> Work to do
Give back the full material, exactly as it reads.

> Extracted records
+ + + + + + +

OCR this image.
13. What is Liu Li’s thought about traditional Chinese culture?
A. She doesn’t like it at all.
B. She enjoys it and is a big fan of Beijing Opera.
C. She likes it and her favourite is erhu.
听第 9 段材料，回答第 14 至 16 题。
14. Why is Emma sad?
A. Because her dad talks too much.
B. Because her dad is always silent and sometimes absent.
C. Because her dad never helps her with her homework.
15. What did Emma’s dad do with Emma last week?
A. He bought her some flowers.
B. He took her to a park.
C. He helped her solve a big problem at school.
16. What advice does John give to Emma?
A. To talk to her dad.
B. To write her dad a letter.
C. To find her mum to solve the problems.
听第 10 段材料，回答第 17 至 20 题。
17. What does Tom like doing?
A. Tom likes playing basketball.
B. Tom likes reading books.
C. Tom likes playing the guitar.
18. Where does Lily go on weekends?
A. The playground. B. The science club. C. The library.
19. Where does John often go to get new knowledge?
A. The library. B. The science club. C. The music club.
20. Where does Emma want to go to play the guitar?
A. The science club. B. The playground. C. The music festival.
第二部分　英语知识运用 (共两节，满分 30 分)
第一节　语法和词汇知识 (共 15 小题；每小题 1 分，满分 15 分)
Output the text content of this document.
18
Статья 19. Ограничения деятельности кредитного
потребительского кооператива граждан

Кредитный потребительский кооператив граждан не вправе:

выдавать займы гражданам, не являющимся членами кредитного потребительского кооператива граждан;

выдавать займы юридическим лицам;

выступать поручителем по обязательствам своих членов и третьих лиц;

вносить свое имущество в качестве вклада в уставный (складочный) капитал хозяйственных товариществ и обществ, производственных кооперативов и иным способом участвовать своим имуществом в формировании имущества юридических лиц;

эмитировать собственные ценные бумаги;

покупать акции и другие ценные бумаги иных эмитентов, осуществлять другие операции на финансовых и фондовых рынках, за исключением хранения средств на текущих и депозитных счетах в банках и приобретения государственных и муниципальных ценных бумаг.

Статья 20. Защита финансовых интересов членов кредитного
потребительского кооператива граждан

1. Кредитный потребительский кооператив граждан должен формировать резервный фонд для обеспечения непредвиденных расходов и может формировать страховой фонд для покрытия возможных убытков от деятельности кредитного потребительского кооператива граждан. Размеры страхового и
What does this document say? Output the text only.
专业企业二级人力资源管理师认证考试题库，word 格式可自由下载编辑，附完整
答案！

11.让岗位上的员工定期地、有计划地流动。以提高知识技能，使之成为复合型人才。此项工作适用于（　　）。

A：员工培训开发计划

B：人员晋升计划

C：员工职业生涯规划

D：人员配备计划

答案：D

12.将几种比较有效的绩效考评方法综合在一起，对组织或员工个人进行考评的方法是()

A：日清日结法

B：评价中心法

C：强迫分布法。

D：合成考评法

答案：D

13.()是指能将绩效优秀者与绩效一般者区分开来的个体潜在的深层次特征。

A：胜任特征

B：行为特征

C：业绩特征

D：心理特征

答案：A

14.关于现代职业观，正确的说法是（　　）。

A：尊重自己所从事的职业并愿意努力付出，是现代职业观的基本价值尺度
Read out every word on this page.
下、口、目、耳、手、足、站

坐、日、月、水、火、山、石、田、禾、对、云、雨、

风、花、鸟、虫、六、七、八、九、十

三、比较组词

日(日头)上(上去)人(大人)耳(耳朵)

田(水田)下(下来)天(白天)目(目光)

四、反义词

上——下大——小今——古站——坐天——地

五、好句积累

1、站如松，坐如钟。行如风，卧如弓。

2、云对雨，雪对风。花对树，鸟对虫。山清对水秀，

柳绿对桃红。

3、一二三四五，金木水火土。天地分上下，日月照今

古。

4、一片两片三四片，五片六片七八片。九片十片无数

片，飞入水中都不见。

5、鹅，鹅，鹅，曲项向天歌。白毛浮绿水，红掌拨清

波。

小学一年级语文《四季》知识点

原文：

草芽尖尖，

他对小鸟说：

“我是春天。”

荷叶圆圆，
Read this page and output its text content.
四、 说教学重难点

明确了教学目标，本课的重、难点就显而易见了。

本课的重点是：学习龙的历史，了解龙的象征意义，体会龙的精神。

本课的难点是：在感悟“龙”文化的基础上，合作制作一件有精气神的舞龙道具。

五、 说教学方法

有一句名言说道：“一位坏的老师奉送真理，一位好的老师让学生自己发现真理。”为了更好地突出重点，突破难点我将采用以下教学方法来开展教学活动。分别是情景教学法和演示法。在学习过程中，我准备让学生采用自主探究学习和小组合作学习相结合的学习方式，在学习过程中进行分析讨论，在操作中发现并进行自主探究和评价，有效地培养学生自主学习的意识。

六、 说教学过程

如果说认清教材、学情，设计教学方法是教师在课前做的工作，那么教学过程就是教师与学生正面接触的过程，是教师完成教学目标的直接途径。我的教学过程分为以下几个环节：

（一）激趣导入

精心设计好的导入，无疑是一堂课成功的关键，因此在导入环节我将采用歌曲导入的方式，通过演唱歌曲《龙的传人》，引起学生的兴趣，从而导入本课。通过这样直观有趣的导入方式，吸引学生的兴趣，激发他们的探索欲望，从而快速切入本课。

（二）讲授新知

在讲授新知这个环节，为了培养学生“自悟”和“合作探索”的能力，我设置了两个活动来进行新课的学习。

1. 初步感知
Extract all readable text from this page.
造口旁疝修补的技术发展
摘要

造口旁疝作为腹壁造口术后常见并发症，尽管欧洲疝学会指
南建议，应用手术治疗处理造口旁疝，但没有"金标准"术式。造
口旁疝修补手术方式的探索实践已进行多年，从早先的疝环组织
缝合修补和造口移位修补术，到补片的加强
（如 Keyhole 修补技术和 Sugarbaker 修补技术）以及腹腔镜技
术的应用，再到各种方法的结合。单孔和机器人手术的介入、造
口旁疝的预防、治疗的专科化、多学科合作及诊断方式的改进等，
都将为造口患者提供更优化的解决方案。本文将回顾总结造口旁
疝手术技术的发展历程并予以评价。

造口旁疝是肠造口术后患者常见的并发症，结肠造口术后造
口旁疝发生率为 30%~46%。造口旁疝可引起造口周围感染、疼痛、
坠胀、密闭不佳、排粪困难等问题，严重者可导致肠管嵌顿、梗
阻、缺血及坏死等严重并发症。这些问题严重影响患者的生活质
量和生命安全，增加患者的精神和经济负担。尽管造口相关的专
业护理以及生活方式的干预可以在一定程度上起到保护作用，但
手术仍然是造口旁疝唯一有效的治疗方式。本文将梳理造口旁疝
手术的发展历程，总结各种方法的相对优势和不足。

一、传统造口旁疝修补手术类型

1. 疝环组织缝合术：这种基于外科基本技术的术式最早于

+ + + + + + +

> Correct response
OCR this image.
13. What is Liu Li’s thought about traditional Chinese culture?
A. She doesn’t like it at all.
B. She enjoys it and is a big fan of Beijing Opera.
C. She likes it and her favourite is erhu.
听第 9 段材料，回答第 14 至 16 题。
14. Why is Emma sad?
A. Because her dad talks too much.
B. Because her dad is always silent and sometimes absent.
C. Because her dad never helps her with her homework.
15. What did Emma’s dad do with Emma last week?
A. He bought her some flowers.
B. He took her to a park.
C. He helped her solve a big problem at school.
16. What advice does John give to Emma?
A. To talk to her dad.
B. To write her dad a letter.
C. To find her mum to solve the problems.
听第 10 段材料，回答第 17 至 20 题。
17. What does Tom like doing?
A. Tom likes playing basketball.
B. Tom likes reading books.
C. Tom likes playing the guitar.
18. Where does Lily go on weekends?
A. The playground. B. The science club. C. The library.
19. Where does John often go to get new knowledge?
A. The library. B. The science club. C. The music club.
20. Where does Emma want to go to play the guitar?
A. The science club. B. The playground. C. The music festival.
第二部分　英语知识运用 (共两节，满分 30 分)
第一节　语法和词汇知识 (共 15 小题；每小题 1 分，满分 15 分)
Output the text content of this document.
18
Статья 19. Ограничения деятельности кредитного
потребительского кооператива граждан

Кредитный потребительский кооператив граждан не вправе:

выдавать займы гражданам, не являющимся членами кредитного потребительского кооператива граждан;

выдавать займы юридическим лицам;

выступать поручителем по обязательствам своих членов и третьих лиц;

вносить свое имущество в качестве вклада в уставный (складочный) капитал хозяйственных товариществ и обществ, производственных кооперативов и иным способом участвовать своим имуществом в формировании имущества юридических лиц;

эмитировать собственные ценные бумаги;

покупать акции и другие ценные бумаги иных эмитентов, осуществлять другие операции на финансовых и фондовых рынках, за исключением хранения средств на текущих и депозитных счетах в банках и приобретения государственных и муниципальных ценных бумаг.

Статья 20. Защита финансовых интересов членов кредитного
потребительского кооператива граждан

1. Кредитный потребительский кооператив граждан должен формировать резервный фонд для обеспечения непредвиденных расходов и может формировать страховой фонд для покрытия возможных убытков от деятельности кредитного потребительского кооператива граждан. Размеры страхового и
What does this document say? Output the text only.
专业企业二级人力资源管理师认证考试题库，word 格式可自由下载编辑，附完整
答案！

11.让岗位上的员工定期地、有计划地流动。以提高知识技能，使之成为复合型人才。此项工作适用于（　　）。

A：员工培训开发计划

B：人员晋升计划

C：员工职业生涯规划

D：人员配备计划

答案：D

12.将几种比较有效的绩效考评方法综合在一起，对组织或员工个人进行考评的方法是()

A：日清日结法

B：评价中心法

C：强迫分布法。

D：合成考评法

答案：D

13.()是指能将绩效优秀者与绩效一般者区分开来的个体潜在的深层次特征。

A：胜任特征

B：行为特征

C：业绩特征

D：心理特征

答案：A

14.关于现代职业观，正确的说法是（　　）。

A：尊重自己所从事的职业并愿意努力付出，是现代职业观的基本价值尺度
Read out every word on this page.
下、口、目、耳、手、足、站

坐、日、月、水、火、山、石、田、禾、对、云、雨、

风、花、鸟、虫、六、七、八、九、十

三、比较组词

日(日头)上(上去)人(大人)耳(耳朵)

田(水田)下(下来)天(白天)目(目光)

四、反义词

上——下大——小今——古站——坐天——地

五、好句积累

1、站如松，坐如钟。行如风，卧如弓。

2、云对雨，雪对风。花对树，鸟对虫。山清对水秀，

柳绿对桃红。

3、一二三四五，金木水火土。天地分上下，日月照今

古。

4、一片两片三四片，五片六片七八片。九片十片无数

片，飞入水中都不见。

5、鹅，鹅，鹅，曲项向天歌。白毛浮绿水，红掌拨清

波。

小学一年级语文《四季》知识点

原文：

草芽尖尖，

他对小鸟说：

“我是春天。”

荷叶圆圆，
Read this page and output its text content.
四、 说教学重难点

明确了教学目标，本课的重、难点就显而易见了。

本课的重点是：学习龙的历史，了解龙的象征意义，体会龙的精神。

本课的难点是：在感悟“龙”文化的基础上，合作制作一件有精气神的舞龙道具。

五、 说教学方法

有一句名言说道：“一位坏的老师奉送真理，一位好的老师让学生自己发现真理。”为了更好地突出重点，突破难点我将采用以下教学方法来开展教学活动。分别是情景教学法和演示法。在学习过程中，我准备让学生采用自主探究学习和小组合作学习相结合的学习方式，在学习过程中进行分析讨论，在操作中发现并进行自主探究和评价，有效地培养学生自主学习的意识。

六、 说教学过程

如果说认清教材、学情，设计教学方法是教师在课前做的工作，那么教学过程就是教师与学生正面接触的过程，是教师完成教学目标的直接途径。我的教学过程分为以下几个环节：

（一）激趣导入

精心设计好的导入，无疑是一堂课成功的关键，因此在导入环节我将采用歌曲导入的方式，通过演唱歌曲《龙的传人》，引起学生的兴趣，从而导入本课。通过这样直观有趣的导入方式，吸引学生的兴趣，激发他们的探索欲望，从而快速切入本课。

（二）讲授新知

在讲授新知这个环节，为了培养学生“自悟”和“合作探索”的能力，我设置了两个活动来进行新课的学习。

1. 初步感知
Extract all readable text from this page.
造口旁疝修补的技术发展
摘要

造口旁疝作为腹壁造口术后常见并发症，尽管欧洲疝学会指
南建议，应用手术治疗处理造口旁疝，但没有"金标准"术式。造
口旁疝修补手术方式的探索实践已进行多年，从早先的疝环组织
缝合修补和造口移位修补术，到补片的加强
（如 Keyhole 修补技术和 Sugarbaker 修补技术）以及腹腔镜技
术的应用，再到各种方法的结合。单孔和机器人手术的介入、造
口旁疝的预防、治疗的专科化、多学科合作及诊断方式的改进等，
都将为造口患者提供更优化的解决方案。本文将回顾总结造口旁
疝手术技术的发展历程并予以评价。

造口旁疝是肠造口术后患者常见的并发症，结肠造口术后造
口旁疝发生率为 30%~46%。造口旁疝可引起造口周围感染、疼痛、
坠胀、密闭不佳、排粪困难等问题，严重者可导致肠管嵌顿、梗
阻、缺血及坏死等严重并发症。这些问题严重影响患者的生活质
量和生命安全，增加患者的精神和经济负担。尽管造口相关的专
业护理以及生活方式的干预可以在一定程度上起到保护作用，但
手术仍然是造口旁疝唯一有效的治疗方式。本文将梳理造口旁疝
手术的发展历程，总结各种方法的相对优势和不足。

一、传统造口旁疝修补手术类型

1. 疝环组织缝合术：这种基于外科基本技术的术式最早于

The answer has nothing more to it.